**MATERIAL**
☆ ☆ ☆
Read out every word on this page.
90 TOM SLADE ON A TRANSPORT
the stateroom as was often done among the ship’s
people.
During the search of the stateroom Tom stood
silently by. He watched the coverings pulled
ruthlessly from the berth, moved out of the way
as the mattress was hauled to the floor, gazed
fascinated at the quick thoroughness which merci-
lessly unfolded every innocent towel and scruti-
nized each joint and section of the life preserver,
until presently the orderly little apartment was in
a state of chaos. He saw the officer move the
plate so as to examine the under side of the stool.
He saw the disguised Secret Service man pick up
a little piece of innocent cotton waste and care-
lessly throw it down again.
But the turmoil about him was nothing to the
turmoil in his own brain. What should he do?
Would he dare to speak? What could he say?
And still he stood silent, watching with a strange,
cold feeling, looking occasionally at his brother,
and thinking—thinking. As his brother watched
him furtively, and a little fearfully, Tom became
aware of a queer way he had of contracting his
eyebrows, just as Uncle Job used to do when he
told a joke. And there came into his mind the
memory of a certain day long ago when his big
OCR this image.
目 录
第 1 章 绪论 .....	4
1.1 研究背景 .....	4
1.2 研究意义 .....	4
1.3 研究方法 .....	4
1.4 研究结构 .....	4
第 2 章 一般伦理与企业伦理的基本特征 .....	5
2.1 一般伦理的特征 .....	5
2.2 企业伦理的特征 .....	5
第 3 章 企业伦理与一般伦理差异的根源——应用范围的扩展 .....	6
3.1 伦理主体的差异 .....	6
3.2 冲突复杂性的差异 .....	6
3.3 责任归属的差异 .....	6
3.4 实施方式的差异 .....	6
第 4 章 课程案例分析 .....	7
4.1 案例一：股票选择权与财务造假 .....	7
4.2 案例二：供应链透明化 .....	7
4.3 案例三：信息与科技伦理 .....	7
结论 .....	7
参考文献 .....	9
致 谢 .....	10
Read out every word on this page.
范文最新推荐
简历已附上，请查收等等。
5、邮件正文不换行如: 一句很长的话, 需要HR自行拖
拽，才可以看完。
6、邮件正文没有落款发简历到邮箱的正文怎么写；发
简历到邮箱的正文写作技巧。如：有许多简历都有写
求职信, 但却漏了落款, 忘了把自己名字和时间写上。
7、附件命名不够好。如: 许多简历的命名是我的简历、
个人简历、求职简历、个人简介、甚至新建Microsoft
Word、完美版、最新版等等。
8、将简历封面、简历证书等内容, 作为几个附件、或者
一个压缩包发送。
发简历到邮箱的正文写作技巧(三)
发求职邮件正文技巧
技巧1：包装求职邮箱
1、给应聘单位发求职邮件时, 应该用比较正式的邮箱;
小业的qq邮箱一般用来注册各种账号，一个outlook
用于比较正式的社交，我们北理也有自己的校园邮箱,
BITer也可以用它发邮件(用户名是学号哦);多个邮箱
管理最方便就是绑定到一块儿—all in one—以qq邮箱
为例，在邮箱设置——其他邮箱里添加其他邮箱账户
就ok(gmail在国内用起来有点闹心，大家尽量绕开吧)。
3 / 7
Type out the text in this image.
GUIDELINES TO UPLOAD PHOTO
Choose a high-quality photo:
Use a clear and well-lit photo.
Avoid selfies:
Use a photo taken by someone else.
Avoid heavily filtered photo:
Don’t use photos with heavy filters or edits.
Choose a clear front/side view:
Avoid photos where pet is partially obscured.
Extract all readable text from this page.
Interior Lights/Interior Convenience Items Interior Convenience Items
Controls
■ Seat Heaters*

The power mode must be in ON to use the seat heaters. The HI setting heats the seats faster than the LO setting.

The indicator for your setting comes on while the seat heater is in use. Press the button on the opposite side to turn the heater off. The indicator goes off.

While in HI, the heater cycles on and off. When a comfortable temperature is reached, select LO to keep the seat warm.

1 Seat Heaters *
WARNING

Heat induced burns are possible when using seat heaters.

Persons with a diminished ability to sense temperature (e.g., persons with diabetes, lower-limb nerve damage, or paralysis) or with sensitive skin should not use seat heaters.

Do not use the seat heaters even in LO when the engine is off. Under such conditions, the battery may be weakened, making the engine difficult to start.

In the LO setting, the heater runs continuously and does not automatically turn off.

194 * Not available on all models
☆ ☆ ☆
**PROBLEM TO SOLVE**
Your task is to repeat every line exactly.

**THE ANSWER**
Read out every word on this page.
90 TOM SLADE ON A TRANSPORT
the stateroom as was often done among the ship’s
people.
During the search of the stateroom Tom stood
silently by. He watched the coverings pulled
ruthlessly from the berth, moved out of the way
as the mattress was hauled to the floor, gazed
fascinated at the quick thoroughness which merci-
lessly unfolded every innocent towel and scruti-
nized each joint and section of the life preserver,
until presently the orderly little apartment was in
a state of chaos. He saw the officer move the
plate so as to examine the under side of the stool.
He saw the disguised Secret Service man pick up
a little piece of innocent cotton waste and care-
lessly throw it down again.
But the turmoil about him was nothing to the
turmoil in his own brain. What should he do?
Would he dare to speak? What could he say?
And still he stood silent, watching with a strange,
cold feeling, looking occasionally at his brother,
and thinking—thinking. As his brother watched
him furtively, and a little fearfully, Tom became
aware of a queer way he had of contracting his
eyebrows, just as Uncle Job used to do when he
told a joke. And there came into his mind the
memory of a certain day long ago when his big
OCR this image.
目 录
第 1 章 绪论 .....	4
1.1 研究背景 .....	4
1.2 研究意义 .....	4
1.3 研究方法 .....	4
1.4 研究结构 .....	4
第 2 章 一般伦理与企业伦理的基本特征 .....	5
2.1 一般伦理的特征 .....	5
2.2 企业伦理的特征 .....	5
第 3 章 企业伦理与一般伦理差异的根源——应用范围的扩展 .....	6
3.1 伦理主体的差异 .....	6
3.2 冲突复杂性的差异 .....	6
3.3 责任归属的差异 .....	6
3.4 实施方式的差异 .....	6
第 4 章 课程案例分析 .....	7
4.1 案例一：股票选择权与财务造假 .....	7
4.2 案例二：供应链透明化 .....	7
4.3 案例三：信息与科技伦理 .....	7
结论 .....	7
参考文献 .....	9
致 谢 .....	10
Read out every word on this page.
范文最新推荐
简历已附上，请查收等等。
5、邮件正文不换行如: 一句很长的话, 需要HR自行拖
拽，才可以看完。
6、邮件正文没有落款发简历到邮箱的正文怎么写；发
简历到邮箱的正文写作技巧。如：有许多简历都有写
求职信, 但却漏了落款, 忘了把自己名字和时间写上。
7、附件命名不够好。如: 许多简历的命名是我的简历、
个人简历、求职简历、个人简介、甚至新建Microsoft
Word、完美版、最新版等等。
8、将简历封面、简历证书等内容, 作为几个附件、或者
一个压缩包发送。
发简历到邮箱的正文写作技巧(三)
发求职邮件正文技巧
技巧1：包装求职邮箱
1、给应聘单位发求职邮件时, 应该用比较正式的邮箱;
小业的qq邮箱一般用来注册各种账号，一个outlook
用于比较正式的社交，我们北理也有自己的校园邮箱,
BITer也可以用它发邮件(用户名是学号哦);多个邮箱
管理最方便就是绑定到一块儿—all in one—以qq邮箱
为例，在邮箱设置——其他邮箱里添加其他邮箱账户
就ok(gmail在国内用起来有点闹心，大家尽量绕开吧)。
3 / 7
Type out the text in this image.
GUIDELINES TO UPLOAD PHOTO
Choose a high-quality photo:
Use a clear and well-lit photo.
Avoid selfies:
Use a photo taken by someone else.
Avoid heavily filtered photo:
Don’t use photos with heavy filters or edits.
Choose a clear front/side view:
Avoid photos where pet is partially obscured.
Extract all readable text from this page.
Interior Lights/Interior Convenience Items Interior Convenience Items
Controls
■ Seat Heaters*

The power mode must be in ON to use the seat heaters. The HI setting heats the seats faster than the LO setting.

The indicator for your setting comes on while the seat heater is in use. Press the button on the opposite side to turn the heater off. The indicator goes off.

While in HI, the heater cycles on and off. When a comfortable temperature is reached, select LO to keep the seat warm.

1 Seat Heaters *
WARNING

Heat induced burns are possible when using seat heaters.

Persons with a diminished ability to sense temperature (e.g., persons with diabetes, lower-limb nerve damage, or paralysis) or with sensitive skin should not use seat heaters.

Do not use the seat heaters even in LO when the engine is off. Under such conditions, the battery may be weakened, making the engine difficult to start.

In the LO setting, the heater runs continuously and does not automatically turn off.

194 * Not available on all models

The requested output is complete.